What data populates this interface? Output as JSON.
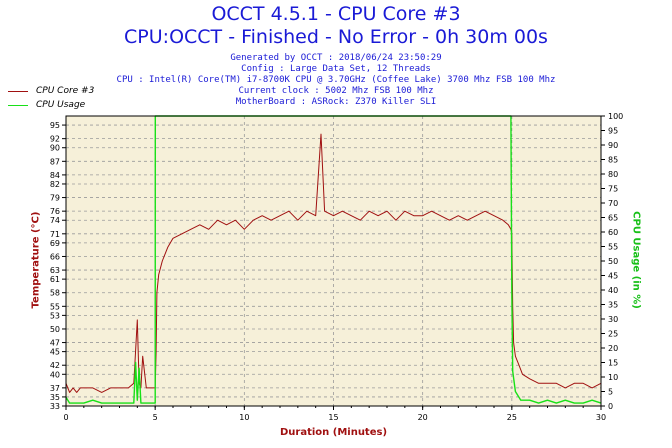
{
  "header": {
    "title_line1": "OCCT 4.5.1 - CPU Core #3",
    "title_line2": "CPU:OCCT - Finished - No Error - 0h 30m 00s",
    "generated": "Generated by OCCT : 2018/06/24 23:50:29",
    "config": "Config : Large Data Set, 12 Threads",
    "cpu": "CPU : Intel(R) Core(TM) i7-8700K CPU @ 3.70GHz (Coffee Lake) 3700 Mhz FSB 100 Mhz",
    "clock": "Current clock : 5002 Mhz FSB 100 Mhz",
    "motherboard": "MotherBoard : ASRock: Z370 Killer SLI"
  },
  "colors": {
    "core": "#a01010",
    "usage": "#18e018",
    "plot_bg": "#f6f0d9",
    "grid": "#9a9a9a"
  },
  "chart_data": {
    "type": "line",
    "xlabel": "Duration (Minutes)",
    "ylabel": "Temperature (°C)",
    "y2label": "CPU Usage (in %)",
    "xlim": [
      0,
      30
    ],
    "ylim": [
      33,
      97
    ],
    "y2lim": [
      0,
      100
    ],
    "grid": true,
    "legend_position": "top-left",
    "x_ticks": [
      "0",
      "5",
      "10",
      "15",
      "20",
      "25",
      "30"
    ],
    "y_ticks": [
      "33",
      "35",
      "37",
      "40",
      "42",
      "45",
      "47",
      "50",
      "53",
      "55",
      "58",
      "61",
      "63",
      "66",
      "69",
      "71",
      "74",
      "76",
      "79",
      "82",
      "84",
      "87",
      "90",
      "92",
      "95"
    ],
    "y2_ticks": [
      "0",
      "5",
      "10",
      "15",
      "20",
      "25",
      "30",
      "35",
      "40",
      "45",
      "50",
      "55",
      "60",
      "65",
      "70",
      "75",
      "80",
      "85",
      "90",
      "95",
      "100"
    ],
    "series": [
      {
        "name": "CPU Core #3",
        "axis": "left",
        "x": [
          0,
          0.2,
          0.4,
          0.6,
          0.8,
          1.0,
          1.5,
          2.0,
          2.5,
          3.0,
          3.5,
          3.8,
          4.0,
          4.1,
          4.2,
          4.3,
          4.5,
          4.8,
          5.0,
          5.05,
          5.1,
          5.2,
          5.4,
          5.7,
          6.0,
          6.5,
          7.0,
          7.5,
          8.0,
          8.5,
          9.0,
          9.5,
          10.0,
          10.5,
          11.0,
          11.5,
          12.0,
          12.5,
          13.0,
          13.5,
          14.0,
          14.3,
          14.5,
          15.0,
          15.5,
          16.0,
          16.5,
          17.0,
          17.5,
          18.0,
          18.5,
          19.0,
          19.5,
          20.0,
          20.5,
          21.0,
          21.5,
          22.0,
          22.5,
          23.0,
          23.5,
          24.0,
          24.5,
          24.8,
          24.95,
          25.0,
          25.05,
          25.1,
          25.2,
          25.4,
          25.6,
          26.0,
          26.5,
          27.0,
          27.5,
          28.0,
          28.5,
          29.0,
          29.5,
          30.0
        ],
        "values": [
          38,
          36,
          37,
          36,
          37,
          37,
          37,
          36,
          37,
          37,
          37,
          38,
          52,
          38,
          37,
          44,
          37,
          37,
          37,
          45,
          58,
          62,
          65,
          68,
          70,
          71,
          72,
          73,
          72,
          74,
          73,
          74,
          72,
          74,
          75,
          74,
          75,
          76,
          74,
          76,
          75,
          93,
          76,
          75,
          76,
          75,
          74,
          76,
          75,
          76,
          74,
          76,
          75,
          75,
          76,
          75,
          74,
          75,
          74,
          75,
          76,
          75,
          74,
          73,
          72,
          71,
          55,
          47,
          44,
          42,
          40,
          39,
          38,
          38,
          38,
          37,
          38,
          38,
          37,
          38
        ]
      },
      {
        "name": "CPU Usage",
        "axis": "right",
        "x": [
          0,
          0.2,
          0.5,
          1.0,
          1.5,
          2.0,
          2.5,
          3.0,
          3.5,
          3.8,
          3.9,
          4.0,
          4.1,
          4.2,
          4.5,
          4.9,
          5.0,
          5.01,
          6.0,
          10.0,
          15.0,
          20.0,
          24.0,
          24.95,
          25.0,
          25.05,
          25.2,
          25.5,
          26.0,
          26.5,
          27.0,
          27.5,
          28.0,
          28.5,
          29.0,
          29.5,
          30.0
        ],
        "values": [
          3,
          1,
          1,
          1,
          2,
          1,
          1,
          1,
          1,
          1,
          15,
          2,
          13,
          1,
          1,
          1,
          1,
          100,
          100,
          100,
          100,
          100,
          100,
          100,
          40,
          12,
          5,
          2,
          2,
          1,
          2,
          1,
          2,
          1,
          1,
          2,
          1
        ]
      }
    ]
  }
}
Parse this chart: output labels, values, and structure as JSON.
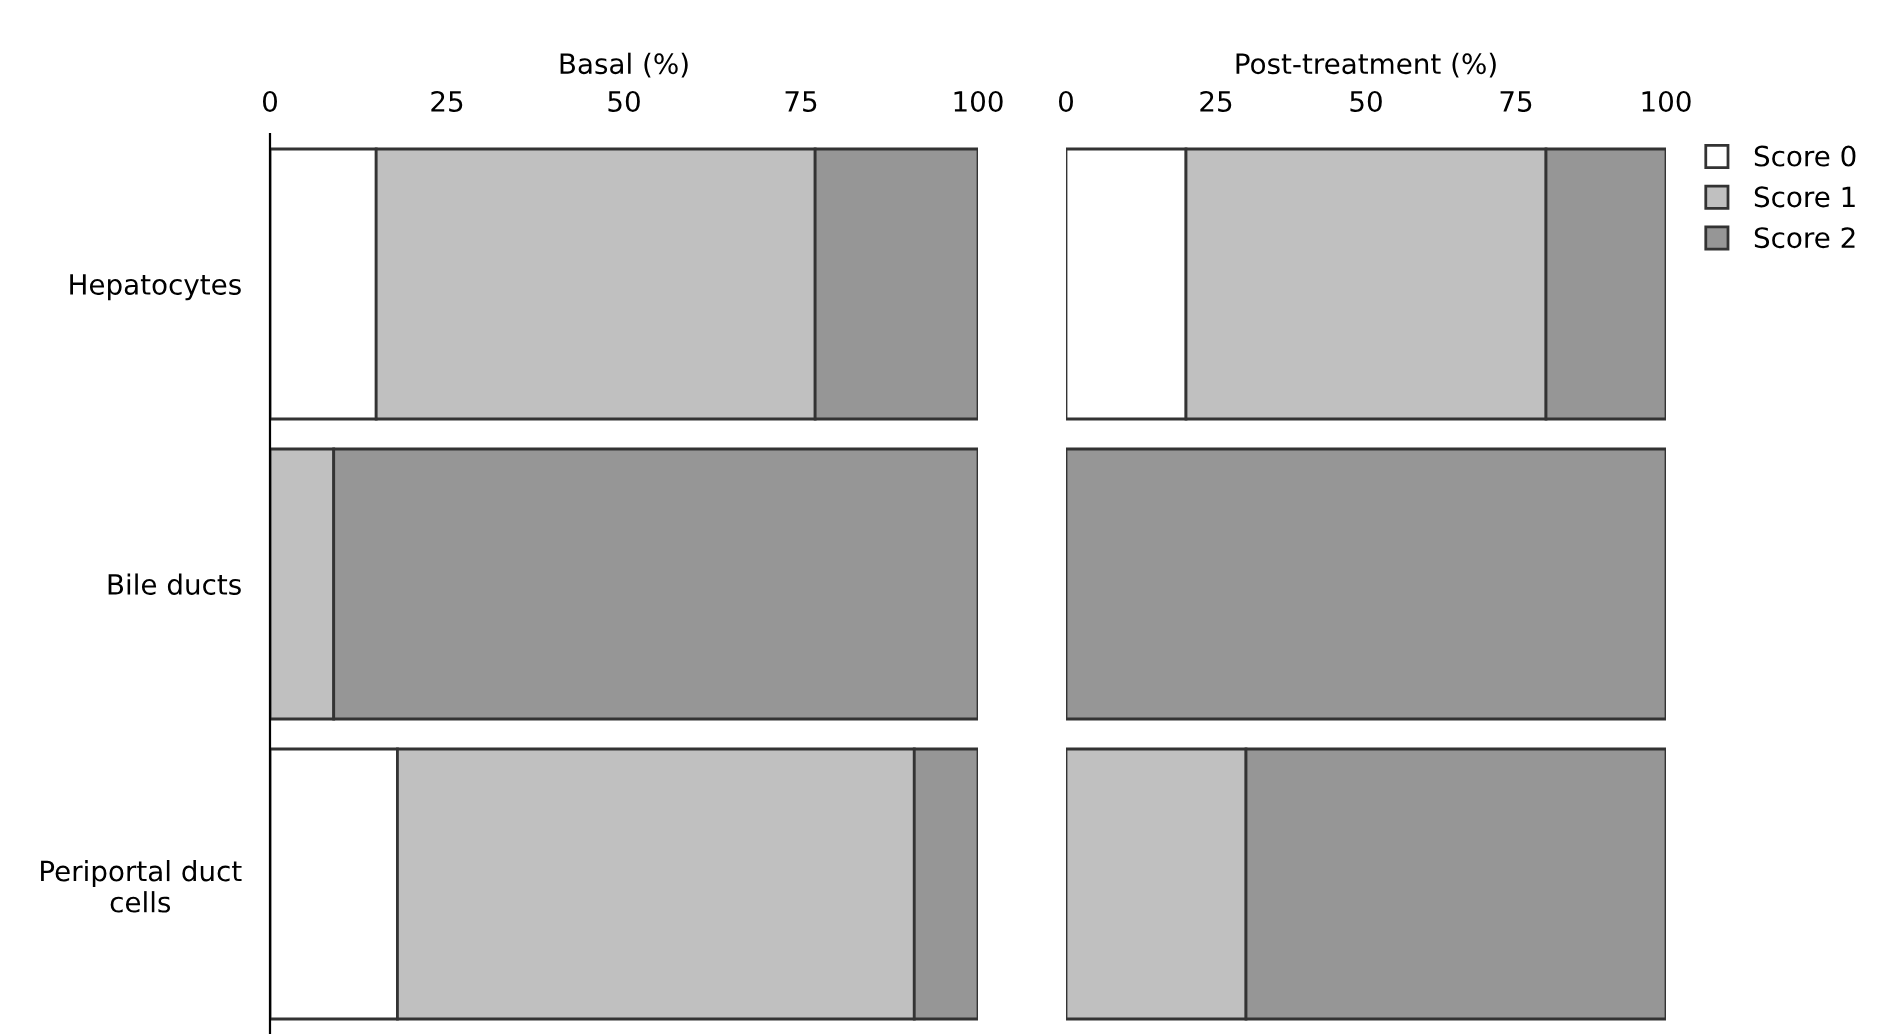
{
  "chart_data": [
    {
      "type": "bar",
      "orientation": "horizontal",
      "stacked": true,
      "xlabel": "Basal (%)",
      "categories": [
        "Hepatocytes",
        "Bile ducts",
        "Periportal duct\ncells"
      ],
      "xlim": [
        0,
        100
      ],
      "xticks": [
        0,
        25,
        50,
        75,
        100
      ],
      "grid": false,
      "legend": false,
      "series": [
        {
          "color": "#ffffff",
          "values": [
            15,
            0,
            18
          ]
        },
        {
          "color": "#c0c0c0",
          "values": [
            62,
            9,
            73
          ]
        },
        {
          "color": "#969696",
          "values": [
            23,
            91,
            9
          ]
        }
      ]
    },
    {
      "type": "bar",
      "orientation": "horizontal",
      "stacked": true,
      "xlabel": "Post-treatment (%)",
      "categories": [
        null,
        null,
        null
      ],
      "xlim": [
        0,
        100
      ],
      "xticks": [
        0,
        25,
        50,
        75,
        100
      ],
      "grid": false,
      "legend": "top right",
      "tick_labels": "x",
      "series": [
        {
          "name": "Score 0",
          "color": "#ffffff",
          "values": [
            20,
            0,
            0
          ]
        },
        {
          "name": "Score 1",
          "color": "#c0c0c0",
          "values": [
            60,
            0,
            30
          ]
        },
        {
          "name": "Score 2",
          "color": "#969696",
          "values": [
            20,
            100,
            70
          ]
        }
      ]
    }
  ]
}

Problem description |
Copy, from the material above, each line in which the string "Score" occurs.

Answer to the task |
          "name": "Score 0",
          "name": "Score 1",
          "name": "Score 2",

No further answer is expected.